_Exercise requirements_:
Check each line below for the word "subtitle", and copy those that have it.

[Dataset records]
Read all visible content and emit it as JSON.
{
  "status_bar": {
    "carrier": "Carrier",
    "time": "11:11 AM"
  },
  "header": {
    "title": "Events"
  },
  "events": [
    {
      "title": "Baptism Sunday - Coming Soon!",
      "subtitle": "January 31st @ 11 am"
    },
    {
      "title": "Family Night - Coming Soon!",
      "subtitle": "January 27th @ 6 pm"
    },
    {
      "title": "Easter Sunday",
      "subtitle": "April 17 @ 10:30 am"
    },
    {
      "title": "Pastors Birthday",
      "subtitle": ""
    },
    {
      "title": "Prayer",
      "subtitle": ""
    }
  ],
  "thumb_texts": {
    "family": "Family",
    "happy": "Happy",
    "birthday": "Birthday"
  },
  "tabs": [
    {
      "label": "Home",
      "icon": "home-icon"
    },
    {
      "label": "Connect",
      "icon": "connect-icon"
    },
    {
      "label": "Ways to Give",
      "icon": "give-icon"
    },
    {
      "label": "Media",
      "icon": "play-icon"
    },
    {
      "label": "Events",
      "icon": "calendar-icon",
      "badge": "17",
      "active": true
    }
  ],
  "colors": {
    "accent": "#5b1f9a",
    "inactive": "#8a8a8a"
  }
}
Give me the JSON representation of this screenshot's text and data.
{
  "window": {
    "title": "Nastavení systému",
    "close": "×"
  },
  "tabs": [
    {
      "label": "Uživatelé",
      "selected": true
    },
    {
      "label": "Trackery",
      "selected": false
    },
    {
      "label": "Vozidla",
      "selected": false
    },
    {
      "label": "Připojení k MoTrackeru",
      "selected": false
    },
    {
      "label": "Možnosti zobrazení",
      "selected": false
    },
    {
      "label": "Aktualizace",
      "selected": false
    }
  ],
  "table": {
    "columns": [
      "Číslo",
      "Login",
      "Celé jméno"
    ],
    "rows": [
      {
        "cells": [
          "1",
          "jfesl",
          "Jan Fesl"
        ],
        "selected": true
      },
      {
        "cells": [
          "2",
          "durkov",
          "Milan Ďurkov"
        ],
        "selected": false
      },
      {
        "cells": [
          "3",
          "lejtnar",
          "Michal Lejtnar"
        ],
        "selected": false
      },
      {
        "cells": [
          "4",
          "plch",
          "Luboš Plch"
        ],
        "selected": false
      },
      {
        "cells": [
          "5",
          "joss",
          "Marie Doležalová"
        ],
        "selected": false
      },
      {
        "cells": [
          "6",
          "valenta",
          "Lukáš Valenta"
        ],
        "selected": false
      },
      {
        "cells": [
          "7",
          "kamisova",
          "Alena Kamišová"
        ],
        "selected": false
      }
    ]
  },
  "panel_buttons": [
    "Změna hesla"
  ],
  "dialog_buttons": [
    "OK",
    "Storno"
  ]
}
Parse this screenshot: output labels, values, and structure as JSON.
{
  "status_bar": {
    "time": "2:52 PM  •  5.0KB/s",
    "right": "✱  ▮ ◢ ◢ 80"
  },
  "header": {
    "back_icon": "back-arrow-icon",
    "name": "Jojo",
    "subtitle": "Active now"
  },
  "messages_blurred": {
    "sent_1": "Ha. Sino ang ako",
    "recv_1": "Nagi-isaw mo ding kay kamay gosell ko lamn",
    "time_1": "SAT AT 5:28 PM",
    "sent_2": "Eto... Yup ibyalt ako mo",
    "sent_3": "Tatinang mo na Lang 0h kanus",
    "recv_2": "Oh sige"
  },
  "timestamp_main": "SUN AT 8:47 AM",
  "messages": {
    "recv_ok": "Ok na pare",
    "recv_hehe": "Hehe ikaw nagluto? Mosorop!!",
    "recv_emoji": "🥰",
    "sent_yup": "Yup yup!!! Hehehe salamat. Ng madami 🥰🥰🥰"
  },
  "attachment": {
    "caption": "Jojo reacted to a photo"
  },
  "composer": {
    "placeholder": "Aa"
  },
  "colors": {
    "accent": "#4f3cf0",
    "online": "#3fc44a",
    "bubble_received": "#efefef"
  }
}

_Exercise solution_:
      "subtitle": "January 31st @ 11 am"
      "subtitle": "January 27th @ 6 pm"
      "subtitle": "April 17 @ 10:30 am"
      "subtitle": ""
      "subtitle": ""
    "subtitle": "Active now"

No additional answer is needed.